▼▼▼
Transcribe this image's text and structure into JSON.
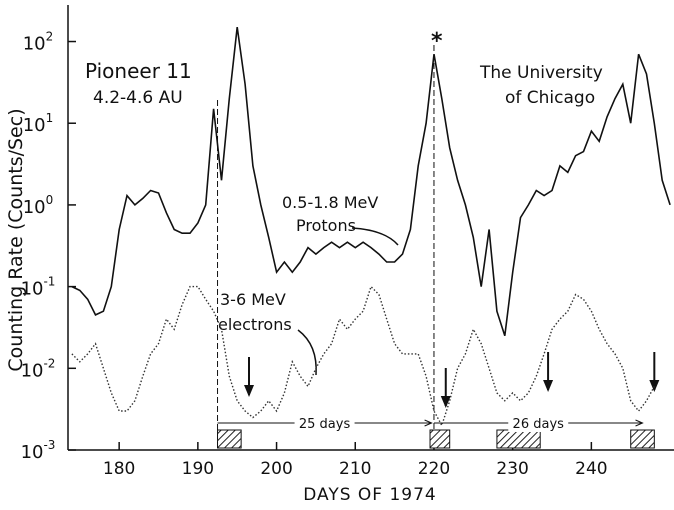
{
  "chart_data": {
    "type": "line",
    "ylabel": "Counting Rate (Counts/Sec)",
    "xlabel": "DAYS OF 1974",
    "annotations": [
      "Pioneer 11",
      "4.2-4.6 AU",
      "The University",
      "of Chicago",
      "0.5-1.8 MeV",
      "Protons",
      "3-6 MeV",
      "electrons",
      "*"
    ],
    "log_y": true,
    "xlim": [
      173.5,
      250.5
    ],
    "ylim": [
      0.001,
      280
    ],
    "xticks": [
      180,
      190,
      200,
      210,
      220,
      230,
      240
    ],
    "yticks": [
      {
        "value": 0.001,
        "label": "10",
        "exponent": "-3"
      },
      {
        "value": 0.01,
        "label": "10",
        "exponent": "-2"
      },
      {
        "value": 0.1,
        "label": "10",
        "exponent": "-1"
      },
      {
        "value": 1,
        "label": "10",
        "exponent": "0"
      },
      {
        "value": 10,
        "label": "10",
        "exponent": "1"
      },
      {
        "value": 100,
        "label": "10",
        "exponent": "2"
      }
    ],
    "x": [
      174,
      175,
      176,
      177,
      178,
      179,
      180,
      181,
      182,
      183,
      184,
      185,
      186,
      187,
      188,
      189,
      190,
      191,
      192,
      193,
      194,
      195,
      196,
      197,
      198,
      199,
      200,
      201,
      202,
      203,
      204,
      205,
      206,
      207,
      208,
      209,
      210,
      211,
      212,
      213,
      214,
      215,
      216,
      217,
      218,
      219,
      220,
      221,
      222,
      223,
      224,
      225,
      226,
      227,
      228,
      229,
      230,
      231,
      232,
      233,
      234,
      235,
      236,
      237,
      238,
      239,
      240,
      241,
      242,
      243,
      244,
      245,
      246,
      247,
      248,
      249,
      250
    ],
    "series": [
      {
        "name": "0.5-1.8 MeV Protons",
        "color": "#111111",
        "style": "solid",
        "values": [
          0.1,
          0.09,
          0.07,
          0.045,
          0.05,
          0.1,
          0.5,
          1.3,
          1.0,
          1.2,
          1.5,
          1.4,
          0.8,
          0.5,
          0.45,
          0.45,
          0.6,
          1.0,
          15,
          2,
          20,
          150,
          30,
          3,
          1,
          0.4,
          0.15,
          0.2,
          0.15,
          0.2,
          0.3,
          0.25,
          0.3,
          0.35,
          0.3,
          0.35,
          0.3,
          0.35,
          0.3,
          0.25,
          0.2,
          0.2,
          0.25,
          0.5,
          3,
          10,
          70,
          20,
          5,
          2,
          1,
          0.4,
          0.1,
          0.5,
          0.05,
          0.025,
          0.15,
          0.7,
          1,
          1.5,
          1.3,
          1.5,
          3,
          2.5,
          4,
          4.5,
          8,
          6,
          12,
          20,
          30,
          10,
          70,
          40,
          10,
          2,
          1
        ]
      },
      {
        "name": "3-6 MeV electrons",
        "color": "#333333",
        "style": "dotted",
        "values": [
          0.015,
          0.012,
          0.015,
          0.02,
          0.01,
          0.005,
          0.003,
          0.003,
          0.004,
          0.008,
          0.015,
          0.02,
          0.04,
          0.03,
          0.06,
          0.1,
          0.1,
          0.07,
          0.05,
          0.03,
          0.008,
          0.004,
          0.003,
          0.0025,
          0.003,
          0.004,
          0.003,
          0.005,
          0.012,
          0.008,
          0.006,
          0.01,
          0.015,
          0.02,
          0.04,
          0.03,
          0.04,
          0.05,
          0.1,
          0.08,
          0.04,
          0.02,
          0.015,
          0.015,
          0.015,
          0.008,
          0.003,
          0.002,
          0.004,
          0.01,
          0.015,
          0.03,
          0.02,
          0.01,
          0.005,
          0.004,
          0.005,
          0.004,
          0.005,
          0.008,
          0.015,
          0.03,
          0.04,
          0.05,
          0.08,
          0.07,
          0.05,
          0.03,
          0.02,
          0.015,
          0.01,
          0.004,
          0.003,
          0.004,
          0.006,
          null,
          null
        ]
      }
    ],
    "markers": [
      192.5,
      220
    ],
    "arrows": [
      196.5,
      221.5,
      234.5,
      248
    ],
    "shaded_intervals": [
      [
        192.5,
        195.5
      ],
      [
        219.5,
        222
      ],
      [
        228,
        233.5
      ],
      [
        245,
        248
      ]
    ],
    "spans": [
      {
        "label": "25 days",
        "start": 192.5,
        "end": 219.7
      },
      {
        "label": "26 days",
        "start": 220,
        "end": 246.5
      }
    ]
  }
}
▲▲▲
> Stated task:
Write the records above out again exactly, with no pictures in your copy.

> Reply to the exercise:
Transcribe this image's text and structure into JSON.
{
  "chart_data": {
    "type": "line",
    "ylabel": "Counting Rate (Counts/Sec)",
    "xlabel": "DAYS OF 1974",
    "annotations": [
      "Pioneer 11",
      "4.2-4.6 AU",
      "The University",
      "of Chicago",
      "0.5-1.8 MeV",
      "Protons",
      "3-6 MeV",
      "electrons",
      "*"
    ],
    "log_y": true,
    "xlim": [
      173.5,
      250.5
    ],
    "ylim": [
      0.001,
      280
    ],
    "xticks": [
      180,
      190,
      200,
      210,
      220,
      230,
      240
    ],
    "yticks": [
      {
        "value": 0.001,
        "label": "10",
        "exponent": "-3"
      },
      {
        "value": 0.01,
        "label": "10",
        "exponent": "-2"
      },
      {
        "value": 0.1,
        "label": "10",
        "exponent": "-1"
      },
      {
        "value": 1,
        "label": "10",
        "exponent": "0"
      },
      {
        "value": 10,
        "label": "10",
        "exponent": "1"
      },
      {
        "value": 100,
        "label": "10",
        "exponent": "2"
      }
    ],
    "x": [
      174,
      175,
      176,
      177,
      178,
      179,
      180,
      181,
      182,
      183,
      184,
      185,
      186,
      187,
      188,
      189,
      190,
      191,
      192,
      193,
      194,
      195,
      196,
      197,
      198,
      199,
      200,
      201,
      202,
      203,
      204,
      205,
      206,
      207,
      208,
      209,
      210,
      211,
      212,
      213,
      214,
      215,
      216,
      217,
      218,
      219,
      220,
      221,
      222,
      223,
      224,
      225,
      226,
      227,
      228,
      229,
      230,
      231,
      232,
      233,
      234,
      235,
      236,
      237,
      238,
      239,
      240,
      241,
      242,
      243,
      244,
      245,
      246,
      247,
      248,
      249,
      250
    ],
    "series": [
      {
        "name": "0.5-1.8 MeV Protons",
        "color": "#111111",
        "style": "solid",
        "values": [
          0.1,
          0.09,
          0.07,
          0.045,
          0.05,
          0.1,
          0.5,
          1.3,
          1.0,
          1.2,
          1.5,
          1.4,
          0.8,
          0.5,
          0.45,
          0.45,
          0.6,
          1.0,
          15,
          2,
          20,
          150,
          30,
          3,
          1,
          0.4,
          0.15,
          0.2,
          0.15,
          0.2,
          0.3,
          0.25,
          0.3,
          0.35,
          0.3,
          0.35,
          0.3,
          0.35,
          0.3,
          0.25,
          0.2,
          0.2,
          0.25,
          0.5,
          3,
          10,
          70,
          20,
          5,
          2,
          1,
          0.4,
          0.1,
          0.5,
          0.05,
          0.025,
          0.15,
          0.7,
          1,
          1.5,
          1.3,
          1.5,
          3,
          2.5,
          4,
          4.5,
          8,
          6,
          12,
          20,
          30,
          10,
          70,
          40,
          10,
          2,
          1
        ]
      },
      {
        "name": "3-6 MeV electrons",
        "color": "#333333",
        "style": "dotted",
        "values": [
          0.015,
          0.012,
          0.015,
          0.02,
          0.01,
          0.005,
          0.003,
          0.003,
          0.004,
          0.008,
          0.015,
          0.02,
          0.04,
          0.03,
          0.06,
          0.1,
          0.1,
          0.07,
          0.05,
          0.03,
          0.008,
          0.004,
          0.003,
          0.0025,
          0.003,
          0.004,
          0.003,
          0.005,
          0.012,
          0.008,
          0.006,
          0.01,
          0.015,
          0.02,
          0.04,
          0.03,
          0.04,
          0.05,
          0.1,
          0.08,
          0.04,
          0.02,
          0.015,
          0.015,
          0.015,
          0.008,
          0.003,
          0.002,
          0.004,
          0.01,
          0.015,
          0.03,
          0.02,
          0.01,
          0.005,
          0.004,
          0.005,
          0.004,
          0.005,
          0.008,
          0.015,
          0.03,
          0.04,
          0.05,
          0.08,
          0.07,
          0.05,
          0.03,
          0.02,
          0.015,
          0.01,
          0.004,
          0.003,
          0.004,
          0.006,
          null,
          null
        ]
      }
    ],
    "markers": [
      192.5,
      220
    ],
    "arrows": [
      196.5,
      221.5,
      234.5,
      248
    ],
    "shaded_intervals": [
      [
        192.5,
        195.5
      ],
      [
        219.5,
        222
      ],
      [
        228,
        233.5
      ],
      [
        245,
        248
      ]
    ],
    "spans": [
      {
        "label": "25 days",
        "start": 192.5,
        "end": 219.7
      },
      {
        "label": "26 days",
        "start": 220,
        "end": 246.5
      }
    ]
  }
}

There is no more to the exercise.